Data records

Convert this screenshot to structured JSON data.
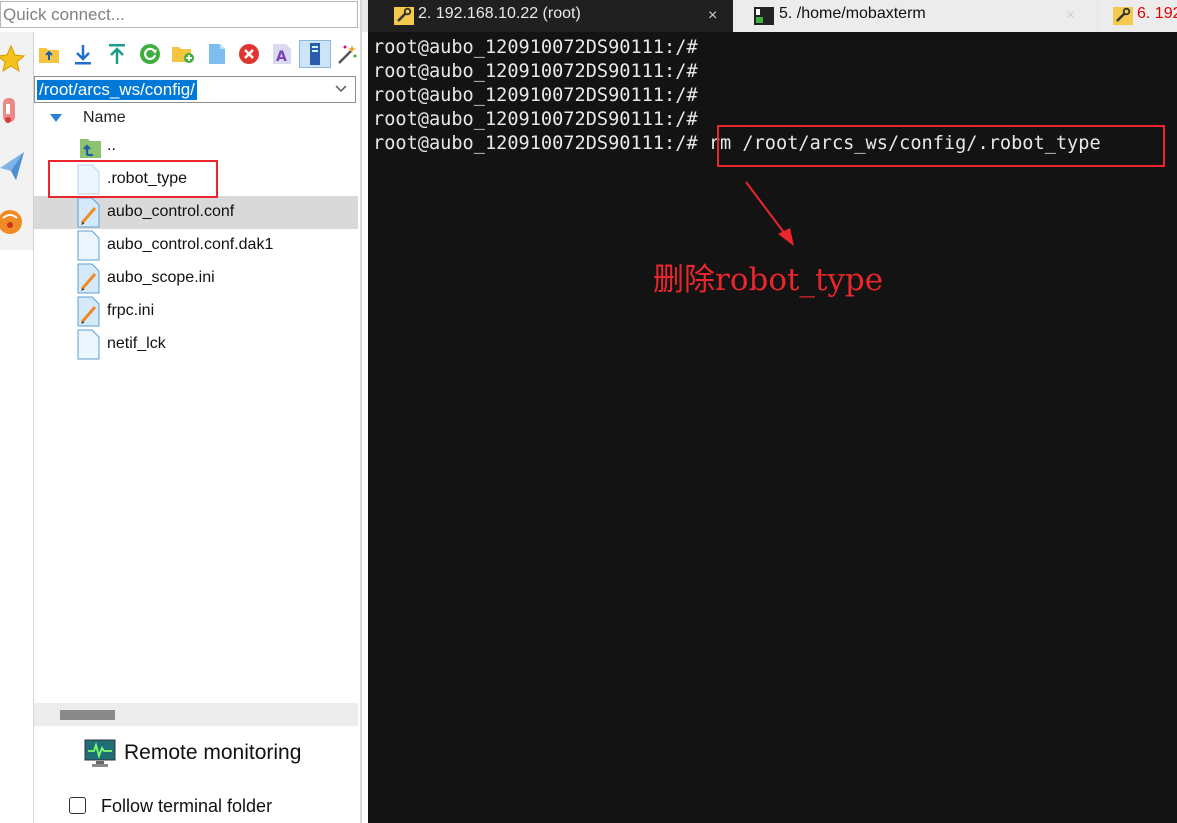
{
  "quick_connect": {
    "placeholder": "Quick connect..."
  },
  "browser": {
    "path": "/root/arcs_ws/config/",
    "column_header": "Name",
    "files": [
      {
        "name": "..",
        "icon": "parent-folder-icon",
        "selected": false
      },
      {
        "name": ".robot_type",
        "icon": "blank-file-icon",
        "selected": false
      },
      {
        "name": "aubo_control.conf",
        "icon": "config-file-icon",
        "selected": true
      },
      {
        "name": "aubo_control.conf.dak1",
        "icon": "blank-file-icon",
        "selected": false
      },
      {
        "name": "aubo_scope.ini",
        "icon": "config-file-icon",
        "selected": false
      },
      {
        "name": "frpc.ini",
        "icon": "config-file-icon",
        "selected": false
      },
      {
        "name": "netif_lck",
        "icon": "blank-file-icon",
        "selected": false
      }
    ],
    "toolbar_icons": [
      "upload-to-folder-icon",
      "download-icon",
      "upload-icon",
      "refresh-icon",
      "new-folder-icon",
      "new-file-icon",
      "delete-icon",
      "rename-icon",
      "ssh-browser-icon",
      "magic-wand-icon"
    ],
    "remote_monitoring_label": "Remote monitoring",
    "follow_terminal_label": "Follow terminal folder"
  },
  "sidebar_icons": [
    "sessions-star-icon",
    "tools-icon",
    "macros-icon",
    "games-icon"
  ],
  "tabs": [
    {
      "label": "2. 192.168.10.22 (root)",
      "icon": "ssh-key-icon",
      "active": true,
      "close": "×"
    },
    {
      "label": "5. /home/mobaxterm",
      "icon": "local-terminal-icon",
      "active": false,
      "close": "×"
    },
    {
      "label": "6. 192",
      "icon": "ssh-key-icon",
      "active": false
    }
  ],
  "terminal": {
    "lines": [
      "root@aubo_120910072DS90111:/#",
      "root@aubo_120910072DS90111:/#",
      "root@aubo_120910072DS90111:/#",
      "root@aubo_120910072DS90111:/#",
      "root@aubo_120910072DS90111:/# rm /root/arcs_ws/config/.robot_type"
    ]
  },
  "annotation": {
    "text": "删除robot_type",
    "color": "#e8262c"
  },
  "colors": {
    "terminal_bg": "#131313",
    "selection": "#0078d7",
    "annotation_red": "#e8262c"
  }
}
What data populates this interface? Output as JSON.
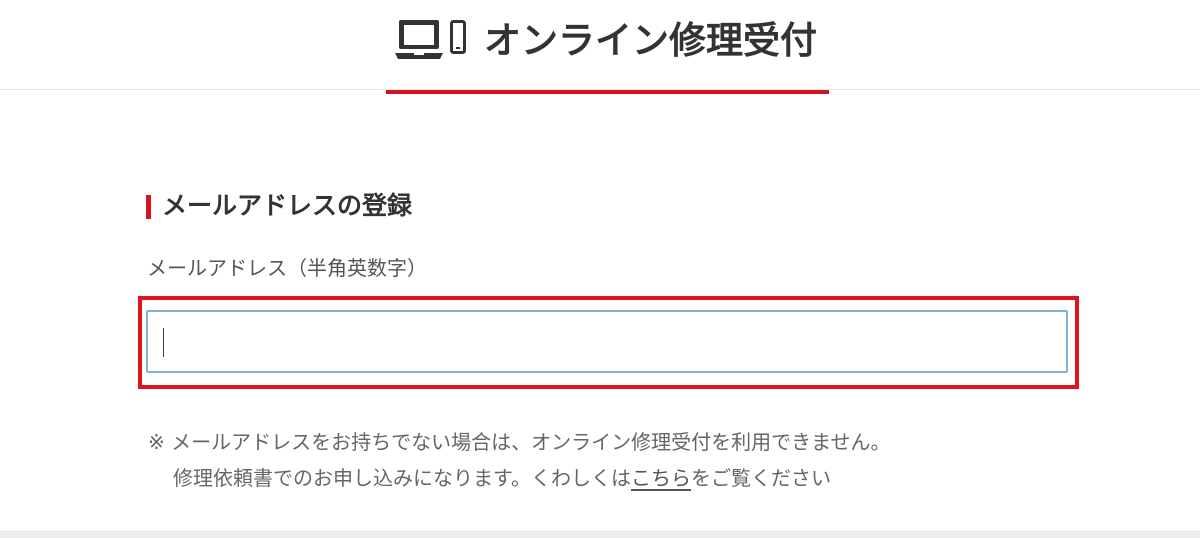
{
  "header": {
    "title": "オンライン修理受付",
    "icons": [
      "laptop-icon",
      "smartphone-icon"
    ],
    "accent_color": "#d7141e"
  },
  "section": {
    "heading": "メールアドレスの登録"
  },
  "email_form": {
    "label": "メールアドレス（半角英数字）",
    "value": "",
    "placeholder": "",
    "input_border_color": "#80b3dc",
    "highlight_color": "#e0141e"
  },
  "notes": {
    "line1": "※ メールアドレスをお持ちでない場合は、オンライン修理受付を利用できません。",
    "line2_prefix": "修理依頼書でのお申し込みになります。くわしくは",
    "link_text": "こちら",
    "line2_suffix": "をご覧ください"
  }
}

TASK DESCRIPTION:
Quote exactly, and only, the lines from the one containing "What data populates" through the last line of the records above, both included; leave out any pictures.

THE OUTPUT:
What data populates this interface? Output as JSON.
{
  "header": {
    "title": "オンライン修理受付",
    "icons": [
      "laptop-icon",
      "smartphone-icon"
    ],
    "accent_color": "#d7141e"
  },
  "section": {
    "heading": "メールアドレスの登録"
  },
  "email_form": {
    "label": "メールアドレス（半角英数字）",
    "value": "",
    "placeholder": "",
    "input_border_color": "#80b3dc",
    "highlight_color": "#e0141e"
  },
  "notes": {
    "line1": "※ メールアドレスをお持ちでない場合は、オンライン修理受付を利用できません。",
    "line2_prefix": "修理依頼書でのお申し込みになります。くわしくは",
    "link_text": "こちら",
    "line2_suffix": "をご覧ください"
  }
}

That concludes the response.